### Set task:
Leave the pictures out and transcribe every record exactly.

### Task material:
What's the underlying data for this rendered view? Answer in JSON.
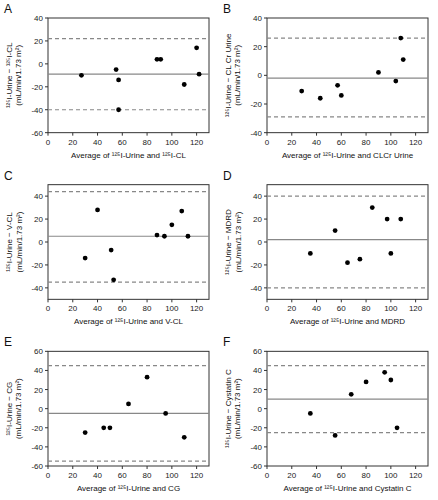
{
  "chart_data": [
    {
      "type": "scatter",
      "title": "A",
      "x_label": "Average of ¹²⁵I-Urine and ¹²⁵I-CL",
      "y_label": "¹²⁵I-Urine − ¹²⁵I-CL (mL/min/1.73 m²)",
      "x": [
        27,
        55,
        57,
        57,
        88,
        91,
        110,
        120,
        122
      ],
      "values": [
        -10,
        -5,
        -14,
        -40,
        4,
        4,
        -18,
        14,
        -9
      ],
      "color": "black",
      "lines": [
        {
          "value": -9,
          "color": "#888888",
          "line_style": "solid"
        },
        {
          "value": 22,
          "color": "#888888",
          "line_style": "dashed"
        },
        {
          "value": -40,
          "color": "#888888",
          "line_style": "dashed"
        }
      ],
      "xlim": [
        0,
        130
      ],
      "xticks": [
        0,
        20,
        40,
        60,
        80,
        100,
        120
      ],
      "ylim": [
        -60,
        40
      ],
      "yticks": [
        -60,
        -40,
        -20,
        0,
        20,
        40
      ],
      "grid": false
    },
    {
      "type": "scatter",
      "title": "B",
      "x_label": "Average of ¹²⁵I-Urine and CLCr Urine",
      "y_label": "¹²⁵I-Urine − CL Cr Urine (mL/min/1.73 m²)",
      "x": [
        28,
        43,
        57,
        60,
        90,
        104,
        108,
        110
      ],
      "values": [
        -11,
        -16,
        -7,
        -14,
        2,
        -4,
        26,
        11
      ],
      "color": "black",
      "lines": [
        {
          "value": -2,
          "color": "#888888",
          "line_style": "solid"
        },
        {
          "value": 26,
          "color": "#888888",
          "line_style": "dashed"
        },
        {
          "value": -29,
          "color": "#888888",
          "line_style": "dashed"
        }
      ],
      "xlim": [
        0,
        130
      ],
      "xticks": [
        0,
        20,
        40,
        60,
        80,
        100,
        120
      ],
      "ylim": [
        -40,
        40
      ],
      "yticks": [
        -40,
        -20,
        0,
        20,
        40
      ],
      "grid": false
    },
    {
      "type": "scatter",
      "title": "C",
      "x_label": "Average of ¹²⁵I-Urine and V-CL",
      "y_label": "¹²⁵I-Urine − V-CL (mL/min/1.73 m²)",
      "x": [
        30,
        40,
        51,
        53,
        88,
        94,
        100,
        108,
        113
      ],
      "values": [
        -14,
        28,
        -7,
        -33,
        6,
        5,
        15,
        27,
        5
      ],
      "color": "black",
      "lines": [
        {
          "value": 5,
          "color": "#888888",
          "line_style": "solid"
        },
        {
          "value": 44,
          "color": "#888888",
          "line_style": "dashed"
        },
        {
          "value": -35,
          "color": "#888888",
          "line_style": "dashed"
        }
      ],
      "xlim": [
        0,
        130
      ],
      "xticks": [
        0,
        20,
        40,
        60,
        80,
        100,
        120
      ],
      "ylim": [
        -50,
        50
      ],
      "yticks": [
        -40,
        -20,
        0,
        20,
        40
      ],
      "grid": false
    },
    {
      "type": "scatter",
      "title": "D",
      "x_label": "Average of ¹²⁵I-Urine and MDRD",
      "y_label": "¹²⁵I-Urine − MDRD (mL/min/1.73 m²)",
      "x": [
        35,
        55,
        65,
        75,
        85,
        97,
        100,
        108
      ],
      "values": [
        -10,
        10,
        -18,
        -15,
        30,
        20,
        -10,
        20
      ],
      "color": "black",
      "lines": [
        {
          "value": 2,
          "color": "#888888",
          "line_style": "solid"
        },
        {
          "value": 40,
          "color": "#888888",
          "line_style": "dashed"
        },
        {
          "value": -40,
          "color": "#888888",
          "line_style": "dashed"
        }
      ],
      "xlim": [
        0,
        130
      ],
      "xticks": [
        0,
        20,
        40,
        60,
        80,
        100,
        120
      ],
      "ylim": [
        -50,
        50
      ],
      "yticks": [
        -40,
        -20,
        0,
        20,
        40
      ],
      "grid": false
    },
    {
      "type": "scatter",
      "title": "E",
      "x_label": "Average of ¹²⁵I-Urine and CG",
      "y_label": "¹²⁵I-Urine − CG (mL/min/1.73 m²)",
      "x": [
        30,
        45,
        50,
        65,
        80,
        95,
        110
      ],
      "values": [
        -25,
        -20,
        -20,
        5,
        33,
        -5,
        -30
      ],
      "color": "black",
      "lines": [
        {
          "value": -5,
          "color": "#888888",
          "line_style": "solid"
        },
        {
          "value": 45,
          "color": "#888888",
          "line_style": "dashed"
        },
        {
          "value": -55,
          "color": "#888888",
          "line_style": "dashed"
        }
      ],
      "xlim": [
        0,
        130
      ],
      "xticks": [
        0,
        20,
        40,
        60,
        80,
        100,
        120
      ],
      "ylim": [
        -60,
        60
      ],
      "yticks": [
        -60,
        -40,
        -20,
        0,
        20,
        40,
        60
      ],
      "grid": false
    },
    {
      "type": "scatter",
      "title": "F",
      "x_label": "Average of ¹²⁵I-Urine and Cystatin C",
      "y_label": "¹²⁵I-Urine − Cystatin C (mL/min/1.73 m²)",
      "x": [
        35,
        55,
        68,
        80,
        95,
        100,
        105
      ],
      "values": [
        -5,
        -28,
        15,
        28,
        38,
        30,
        -20
      ],
      "color": "black",
      "lines": [
        {
          "value": 10,
          "color": "#888888",
          "line_style": "solid"
        },
        {
          "value": 45,
          "color": "#888888",
          "line_style": "dashed"
        },
        {
          "value": -25,
          "color": "#888888",
          "line_style": "dashed"
        }
      ],
      "xlim": [
        0,
        130
      ],
      "xticks": [
        0,
        20,
        40,
        60,
        80,
        100,
        120
      ],
      "ylim": [
        -60,
        60
      ],
      "yticks": [
        -60,
        -40,
        -20,
        0,
        20,
        40,
        60
      ],
      "grid": false
    }
  ]
}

### Solution:
What's the underlying data for this rendered view? Answer in JSON.
{
  "chart_data": [
    {
      "type": "scatter",
      "title": "A",
      "x_label": "Average of ¹²⁵I-Urine and ¹²⁵I-CL",
      "y_label": "¹²⁵I-Urine − ¹²⁵I-CL (mL/min/1.73 m²)",
      "x": [
        27,
        55,
        57,
        57,
        88,
        91,
        110,
        120,
        122
      ],
      "values": [
        -10,
        -5,
        -14,
        -40,
        4,
        4,
        -18,
        14,
        -9
      ],
      "color": "black",
      "lines": [
        {
          "value": -9,
          "color": "#888888",
          "line_style": "solid"
        },
        {
          "value": 22,
          "color": "#888888",
          "line_style": "dashed"
        },
        {
          "value": -40,
          "color": "#888888",
          "line_style": "dashed"
        }
      ],
      "xlim": [
        0,
        130
      ],
      "xticks": [
        0,
        20,
        40,
        60,
        80,
        100,
        120
      ],
      "ylim": [
        -60,
        40
      ],
      "yticks": [
        -60,
        -40,
        -20,
        0,
        20,
        40
      ],
      "grid": false
    },
    {
      "type": "scatter",
      "title": "B",
      "x_label": "Average of ¹²⁵I-Urine and CLCr Urine",
      "y_label": "¹²⁵I-Urine − CL Cr Urine (mL/min/1.73 m²)",
      "x": [
        28,
        43,
        57,
        60,
        90,
        104,
        108,
        110
      ],
      "values": [
        -11,
        -16,
        -7,
        -14,
        2,
        -4,
        26,
        11
      ],
      "color": "black",
      "lines": [
        {
          "value": -2,
          "color": "#888888",
          "line_style": "solid"
        },
        {
          "value": 26,
          "color": "#888888",
          "line_style": "dashed"
        },
        {
          "value": -29,
          "color": "#888888",
          "line_style": "dashed"
        }
      ],
      "xlim": [
        0,
        130
      ],
      "xticks": [
        0,
        20,
        40,
        60,
        80,
        100,
        120
      ],
      "ylim": [
        -40,
        40
      ],
      "yticks": [
        -40,
        -20,
        0,
        20,
        40
      ],
      "grid": false
    },
    {
      "type": "scatter",
      "title": "C",
      "x_label": "Average of ¹²⁵I-Urine and V-CL",
      "y_label": "¹²⁵I-Urine − V-CL (mL/min/1.73 m²)",
      "x": [
        30,
        40,
        51,
        53,
        88,
        94,
        100,
        108,
        113
      ],
      "values": [
        -14,
        28,
        -7,
        -33,
        6,
        5,
        15,
        27,
        5
      ],
      "color": "black",
      "lines": [
        {
          "value": 5,
          "color": "#888888",
          "line_style": "solid"
        },
        {
          "value": 44,
          "color": "#888888",
          "line_style": "dashed"
        },
        {
          "value": -35,
          "color": "#888888",
          "line_style": "dashed"
        }
      ],
      "xlim": [
        0,
        130
      ],
      "xticks": [
        0,
        20,
        40,
        60,
        80,
        100,
        120
      ],
      "ylim": [
        -50,
        50
      ],
      "yticks": [
        -40,
        -20,
        0,
        20,
        40
      ],
      "grid": false
    },
    {
      "type": "scatter",
      "title": "D",
      "x_label": "Average of ¹²⁵I-Urine and MDRD",
      "y_label": "¹²⁵I-Urine − MDRD (mL/min/1.73 m²)",
      "x": [
        35,
        55,
        65,
        75,
        85,
        97,
        100,
        108
      ],
      "values": [
        -10,
        10,
        -18,
        -15,
        30,
        20,
        -10,
        20
      ],
      "color": "black",
      "lines": [
        {
          "value": 2,
          "color": "#888888",
          "line_style": "solid"
        },
        {
          "value": 40,
          "color": "#888888",
          "line_style": "dashed"
        },
        {
          "value": -40,
          "color": "#888888",
          "line_style": "dashed"
        }
      ],
      "xlim": [
        0,
        130
      ],
      "xticks": [
        0,
        20,
        40,
        60,
        80,
        100,
        120
      ],
      "ylim": [
        -50,
        50
      ],
      "yticks": [
        -40,
        -20,
        0,
        20,
        40
      ],
      "grid": false
    },
    {
      "type": "scatter",
      "title": "E",
      "x_label": "Average of ¹²⁵I-Urine and CG",
      "y_label": "¹²⁵I-Urine − CG (mL/min/1.73 m²)",
      "x": [
        30,
        45,
        50,
        65,
        80,
        95,
        110
      ],
      "values": [
        -25,
        -20,
        -20,
        5,
        33,
        -5,
        -30
      ],
      "color": "black",
      "lines": [
        {
          "value": -5,
          "color": "#888888",
          "line_style": "solid"
        },
        {
          "value": 45,
          "color": "#888888",
          "line_style": "dashed"
        },
        {
          "value": -55,
          "color": "#888888",
          "line_style": "dashed"
        }
      ],
      "xlim": [
        0,
        130
      ],
      "xticks": [
        0,
        20,
        40,
        60,
        80,
        100,
        120
      ],
      "ylim": [
        -60,
        60
      ],
      "yticks": [
        -60,
        -40,
        -20,
        0,
        20,
        40,
        60
      ],
      "grid": false
    },
    {
      "type": "scatter",
      "title": "F",
      "x_label": "Average of ¹²⁵I-Urine and Cystatin C",
      "y_label": "¹²⁵I-Urine − Cystatin C (mL/min/1.73 m²)",
      "x": [
        35,
        55,
        68,
        80,
        95,
        100,
        105
      ],
      "values": [
        -5,
        -28,
        15,
        28,
        38,
        30,
        -20
      ],
      "color": "black",
      "lines": [
        {
          "value": 10,
          "color": "#888888",
          "line_style": "solid"
        },
        {
          "value": 45,
          "color": "#888888",
          "line_style": "dashed"
        },
        {
          "value": -25,
          "color": "#888888",
          "line_style": "dashed"
        }
      ],
      "xlim": [
        0,
        130
      ],
      "xticks": [
        0,
        20,
        40,
        60,
        80,
        100,
        120
      ],
      "ylim": [
        -60,
        60
      ],
      "yticks": [
        -60,
        -40,
        -20,
        0,
        20,
        40,
        60
      ],
      "grid": false
    }
  ]
}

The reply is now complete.